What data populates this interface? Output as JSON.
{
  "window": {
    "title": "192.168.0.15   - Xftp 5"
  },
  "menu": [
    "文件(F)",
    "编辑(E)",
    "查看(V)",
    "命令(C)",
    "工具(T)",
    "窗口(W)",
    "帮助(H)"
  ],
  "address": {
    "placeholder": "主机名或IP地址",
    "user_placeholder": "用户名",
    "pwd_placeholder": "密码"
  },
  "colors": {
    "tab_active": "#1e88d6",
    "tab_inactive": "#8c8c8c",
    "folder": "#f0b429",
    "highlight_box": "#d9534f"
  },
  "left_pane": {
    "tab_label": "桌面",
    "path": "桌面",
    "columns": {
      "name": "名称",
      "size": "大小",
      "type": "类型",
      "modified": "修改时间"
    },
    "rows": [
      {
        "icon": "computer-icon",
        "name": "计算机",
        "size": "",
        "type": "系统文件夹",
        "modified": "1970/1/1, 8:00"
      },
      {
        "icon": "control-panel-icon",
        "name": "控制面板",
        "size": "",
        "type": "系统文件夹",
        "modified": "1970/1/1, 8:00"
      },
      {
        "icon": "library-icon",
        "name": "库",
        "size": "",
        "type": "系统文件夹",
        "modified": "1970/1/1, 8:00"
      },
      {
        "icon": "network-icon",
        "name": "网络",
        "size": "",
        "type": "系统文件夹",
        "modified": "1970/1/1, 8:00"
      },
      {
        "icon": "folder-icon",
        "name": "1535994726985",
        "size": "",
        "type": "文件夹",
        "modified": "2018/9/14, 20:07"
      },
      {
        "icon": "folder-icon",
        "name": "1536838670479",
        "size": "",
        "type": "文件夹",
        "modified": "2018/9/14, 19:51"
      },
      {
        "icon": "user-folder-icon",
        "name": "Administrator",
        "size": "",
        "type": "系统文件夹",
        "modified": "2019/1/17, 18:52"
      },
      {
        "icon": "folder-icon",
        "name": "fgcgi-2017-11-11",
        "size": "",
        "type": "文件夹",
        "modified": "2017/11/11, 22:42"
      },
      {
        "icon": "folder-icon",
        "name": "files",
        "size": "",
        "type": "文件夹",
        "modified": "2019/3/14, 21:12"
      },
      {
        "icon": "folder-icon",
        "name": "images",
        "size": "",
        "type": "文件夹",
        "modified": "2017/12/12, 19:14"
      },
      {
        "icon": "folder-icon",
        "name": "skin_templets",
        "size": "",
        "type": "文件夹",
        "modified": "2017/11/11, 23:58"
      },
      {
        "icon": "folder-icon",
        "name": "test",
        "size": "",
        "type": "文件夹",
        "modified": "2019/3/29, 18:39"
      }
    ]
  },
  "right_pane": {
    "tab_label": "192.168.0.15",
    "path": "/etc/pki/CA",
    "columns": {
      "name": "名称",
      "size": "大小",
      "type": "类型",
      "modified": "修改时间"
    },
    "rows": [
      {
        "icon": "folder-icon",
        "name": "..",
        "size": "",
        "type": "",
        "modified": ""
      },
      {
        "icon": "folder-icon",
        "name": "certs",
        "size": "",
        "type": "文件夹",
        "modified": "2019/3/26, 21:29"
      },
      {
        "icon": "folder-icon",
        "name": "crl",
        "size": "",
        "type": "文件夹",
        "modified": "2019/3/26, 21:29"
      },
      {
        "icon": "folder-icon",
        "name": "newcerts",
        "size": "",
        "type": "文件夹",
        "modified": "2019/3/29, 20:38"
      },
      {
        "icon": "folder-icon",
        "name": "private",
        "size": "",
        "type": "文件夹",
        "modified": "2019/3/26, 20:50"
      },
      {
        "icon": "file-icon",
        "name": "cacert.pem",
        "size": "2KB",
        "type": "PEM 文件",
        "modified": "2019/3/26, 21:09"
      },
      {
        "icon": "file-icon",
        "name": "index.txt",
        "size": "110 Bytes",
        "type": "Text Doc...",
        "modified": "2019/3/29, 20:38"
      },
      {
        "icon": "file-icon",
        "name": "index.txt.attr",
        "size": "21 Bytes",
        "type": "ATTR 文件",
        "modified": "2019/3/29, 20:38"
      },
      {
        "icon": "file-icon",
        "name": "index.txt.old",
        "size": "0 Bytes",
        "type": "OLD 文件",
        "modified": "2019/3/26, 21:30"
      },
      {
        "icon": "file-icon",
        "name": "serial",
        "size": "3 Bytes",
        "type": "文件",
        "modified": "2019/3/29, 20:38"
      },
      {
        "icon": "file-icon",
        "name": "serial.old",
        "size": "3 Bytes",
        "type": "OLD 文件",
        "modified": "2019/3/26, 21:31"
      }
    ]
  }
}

○ ○ ○

Where does the word "Bytes" appear in the listing? List each line that holds it.

        "size": "110 Bytes",
        "size": "21 Bytes",
        "size": "0 Bytes",
        "size": "3 Bytes",
        "size": "3 Bytes",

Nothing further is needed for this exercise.